** start Data to use **
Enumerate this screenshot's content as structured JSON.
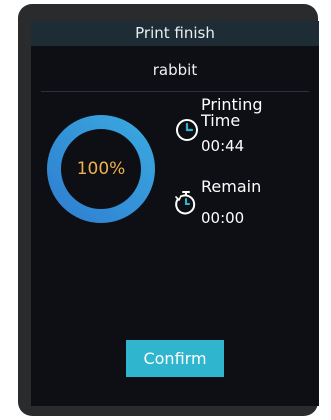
{
  "header": {
    "title": "Print finish"
  },
  "file": {
    "name": "rabbit"
  },
  "progress": {
    "label": "100%",
    "fraction": 1.0
  },
  "printing_time": {
    "label_line1": "Printing",
    "label_line2": "Time",
    "value": "00:44"
  },
  "remain": {
    "label": "Remain",
    "value": "00:00"
  },
  "actions": {
    "confirm_label": "Confirm"
  },
  "colors": {
    "accent": "#2fb6ce",
    "progress_text": "#f0b04c",
    "ring_start": "#2f7fd0",
    "ring_end": "#3aa8e0",
    "background": "#0e0f15",
    "title_bar": "#1d2c35"
  },
  "icons": {
    "printing_time": "clock-icon",
    "remain": "stopwatch-icon"
  }
}
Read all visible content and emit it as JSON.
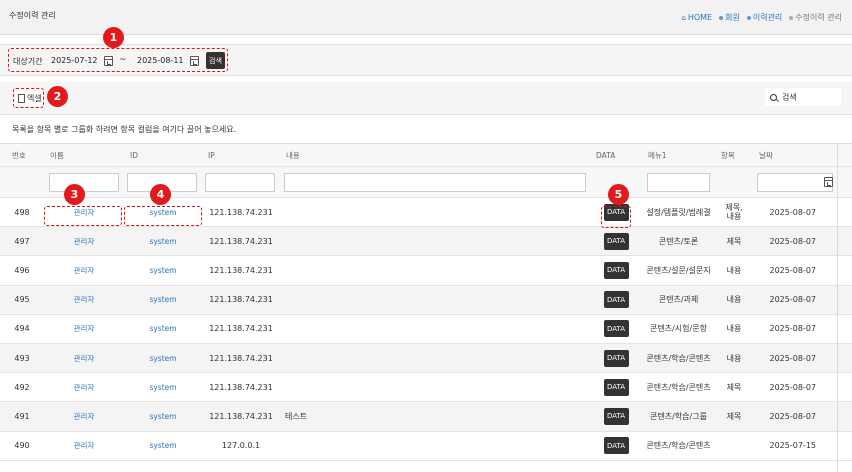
** end Data to use **
Instructions to follow: Copy every record above exactly, leaving out the pictures.

Result for this task:
Enumerate this screenshot's content as structured JSON.
{
  "header": {
    "title": "Print finish"
  },
  "file": {
    "name": "rabbit"
  },
  "progress": {
    "label": "100%",
    "fraction": 1.0
  },
  "printing_time": {
    "label_line1": "Printing",
    "label_line2": "Time",
    "value": "00:44"
  },
  "remain": {
    "label": "Remain",
    "value": "00:00"
  },
  "actions": {
    "confirm_label": "Confirm"
  },
  "colors": {
    "accent": "#2fb6ce",
    "progress_text": "#f0b04c",
    "ring_start": "#2f7fd0",
    "ring_end": "#3aa8e0",
    "background": "#0e0f15",
    "title_bar": "#1d2c35"
  },
  "icons": {
    "printing_time": "clock-icon",
    "remain": "stopwatch-icon"
  }
}
Read all visible content and emit it as JSON.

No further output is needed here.